> WRITTEN TASK: Copy the records below exactly, leaving out any pictures.

□ □ □ □ □ □ □

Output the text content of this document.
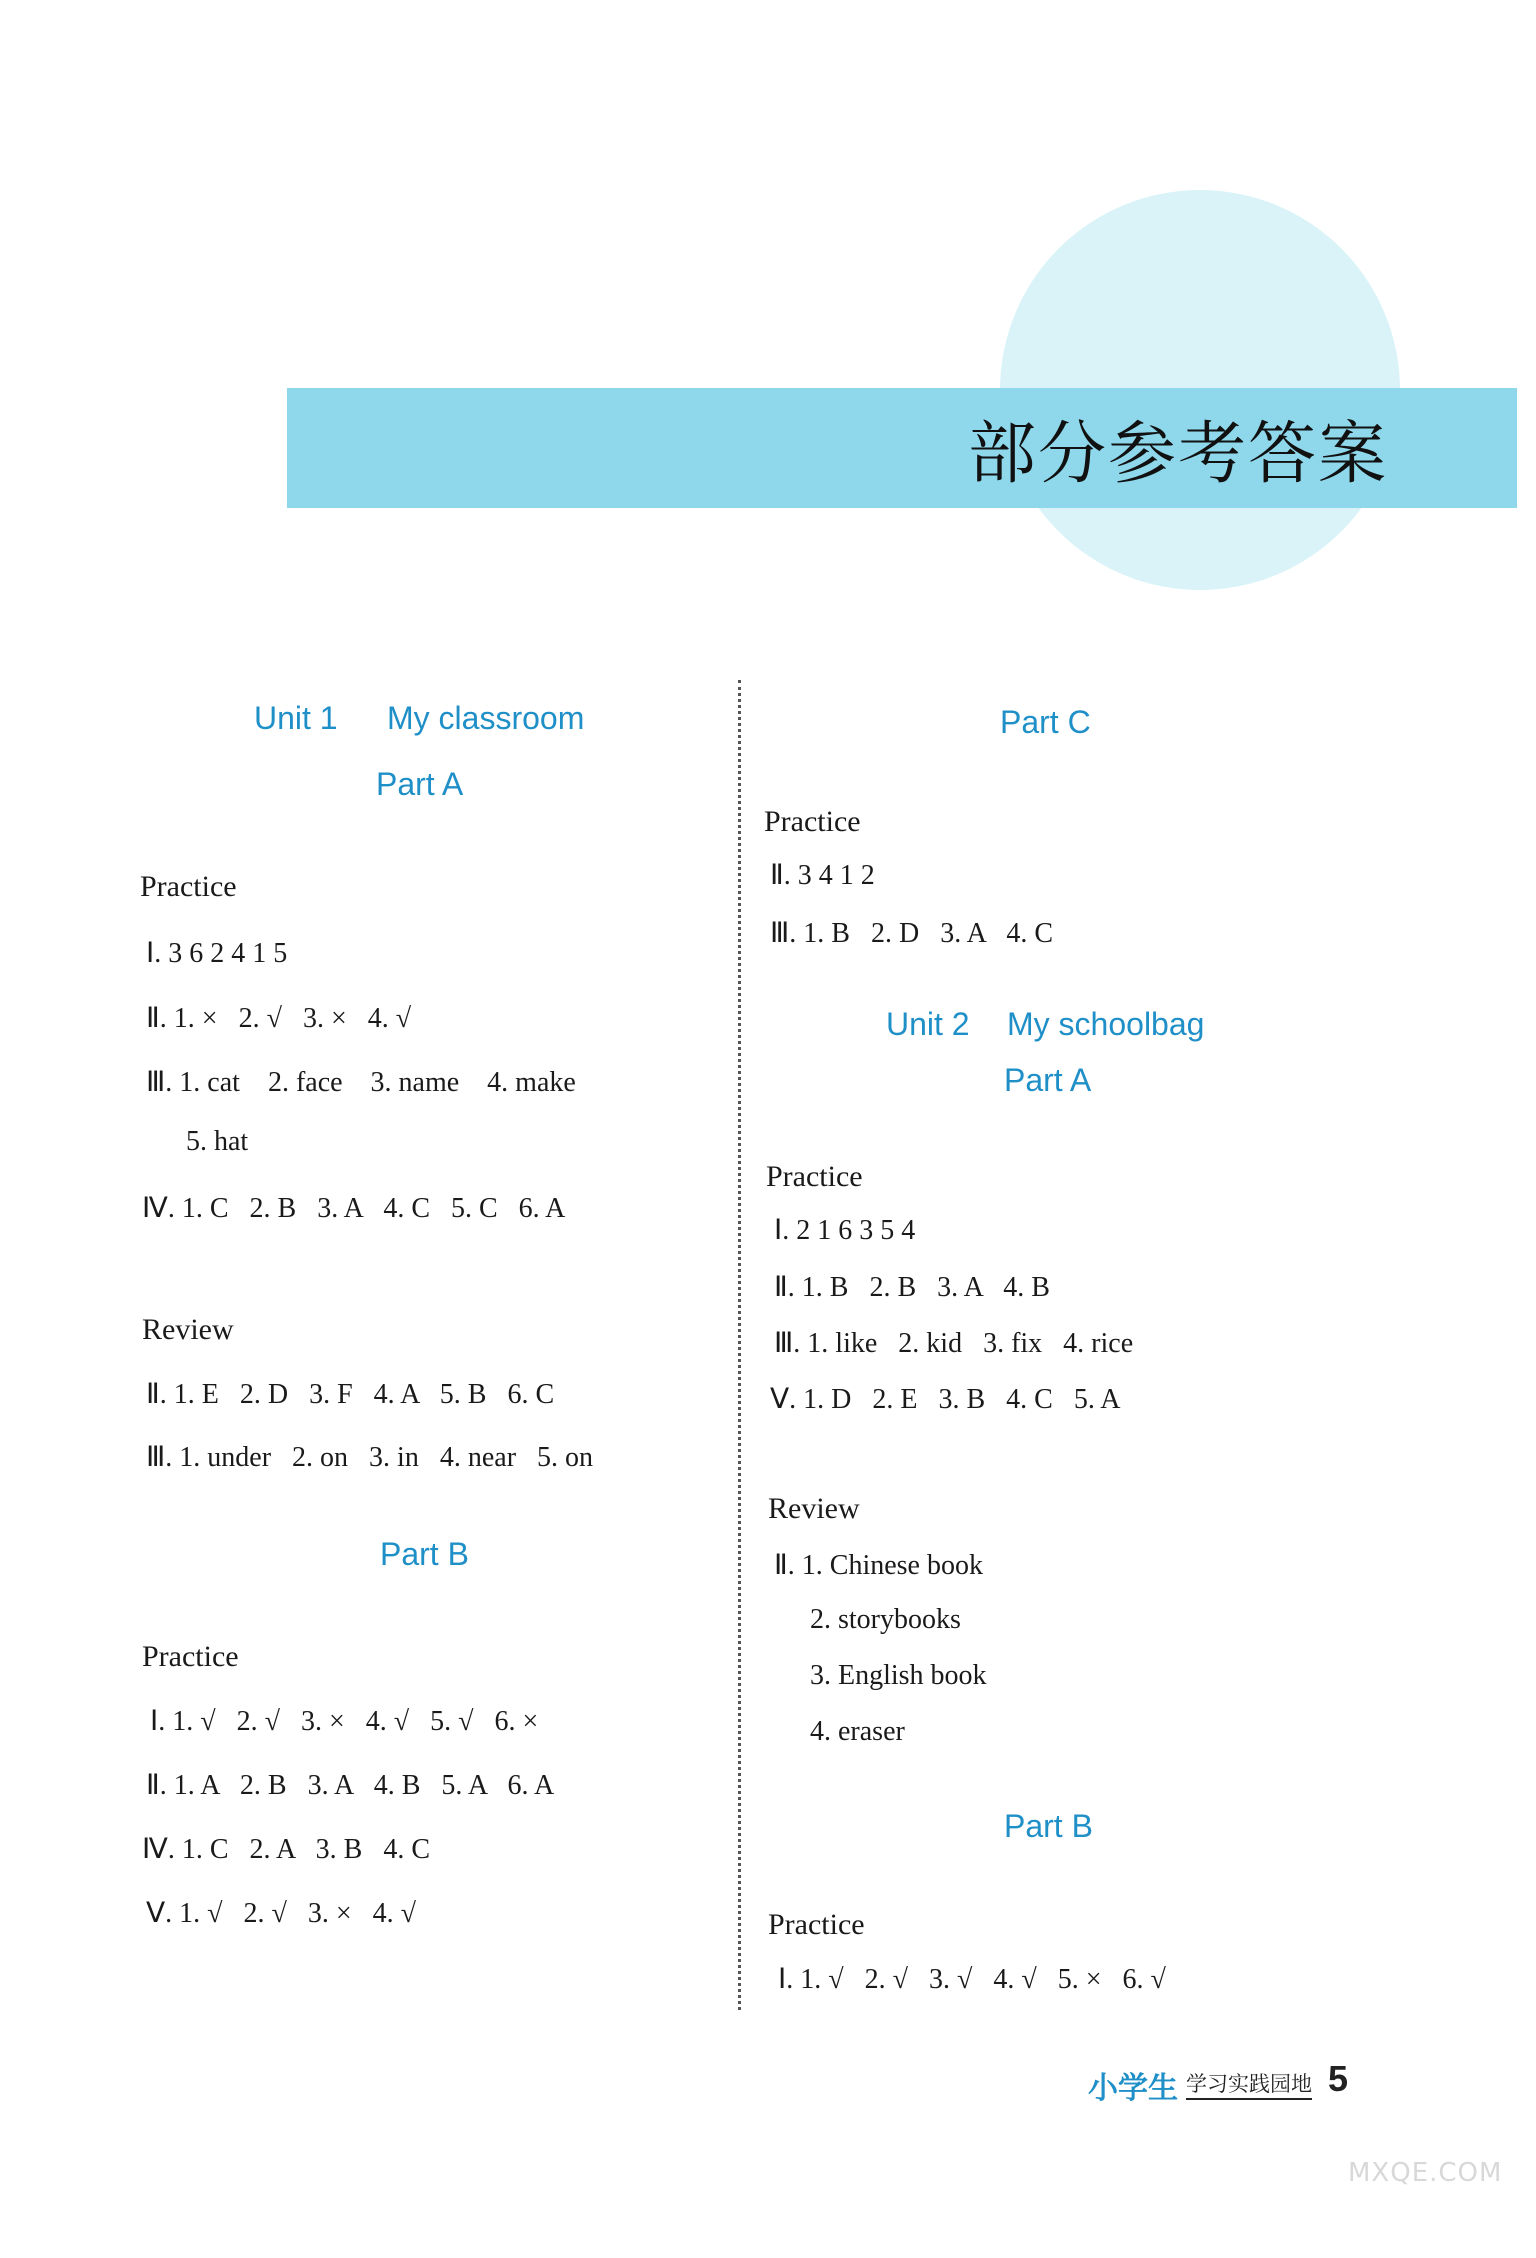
部分参考答案
Unit 1 My classroom
Part A
Practice
Ⅰ. 3 6 2 4 1 5
Ⅱ. 1. ×   2. √   3. ×   4. √
Ⅲ. 1. cat    2. face    3. name    4. make
5. hat
Ⅳ. 1. C   2. B   3. A   4. C   5. C   6. A
Review
Ⅱ. 1. E   2. D   3. F   4. A   5. B   6. C
Ⅲ. 1. under   2. on   3. in   4. near   5. on
Part B
Practice
Ⅰ. 1. √   2. √   3. ×   4. √   5. √   6. ×
Ⅱ. 1. A   2. B   3. A   4. B   5. A   6. A
Ⅳ. 1. C   2. A   3. B   4. C
Ⅴ. 1. √   2. √   3. ×   4. √
Part C
Practice
Ⅱ. 3 4 1 2
Ⅲ. 1. B   2. D   3. A   4. C
Unit 2 My schoolbag
Part A
Practice
Ⅰ. 2 1 6 3 5 4
Ⅱ. 1. B   2. B   3. A   4. B
Ⅲ. 1. like   2. kid   3. fix   4. rice
Ⅴ. 1. D   2. E   3. B   4. C   5. A
Review
Ⅱ. 1. Chinese book
2. storybooks
3. English book
4. eraser
Part B
Practice
Ⅰ. 1. √   2. √   3. √   4. √   5. ×   6. √
小学生 学习实践园地 5
MXQE.COM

□ □ □ □ □ □ □

> COMPLETED EXERCISE:
Output the text content of this document.
部分参考答案
Unit 1 My classroom
Part A
Practice
Ⅰ. 3 6 2 4 1 5
Ⅱ. 1. ×   2. √   3. ×   4. √
Ⅲ. 1. cat    2. face    3. name    4. make
5. hat
Ⅳ. 1. C   2. B   3. A   4. C   5. C   6. A
Review
Ⅱ. 1. E   2. D   3. F   4. A   5. B   6. C
Ⅲ. 1. under   2. on   3. in   4. near   5. on
Part B
Practice
Ⅰ. 1. √   2. √   3. ×   4. √   5. √   6. ×
Ⅱ. 1. A   2. B   3. A   4. B   5. A   6. A
Ⅳ. 1. C   2. A   3. B   4. C
Ⅴ. 1. √   2. √   3. ×   4. √
Part C
Practice
Ⅱ. 3 4 1 2
Ⅲ. 1. B   2. D   3. A   4. C
Unit 2 My schoolbag
Part A
Practice
Ⅰ. 2 1 6 3 5 4
Ⅱ. 1. B   2. B   3. A   4. B
Ⅲ. 1. like   2. kid   3. fix   4. rice
Ⅴ. 1. D   2. E   3. B   4. C   5. A
Review
Ⅱ. 1. Chinese book
2. storybooks
3. English book
4. eraser
Part B
Practice
Ⅰ. 1. √   2. √   3. √   4. √   5. ×   6. √
小学生 学习实践园地 5
MXQE.COM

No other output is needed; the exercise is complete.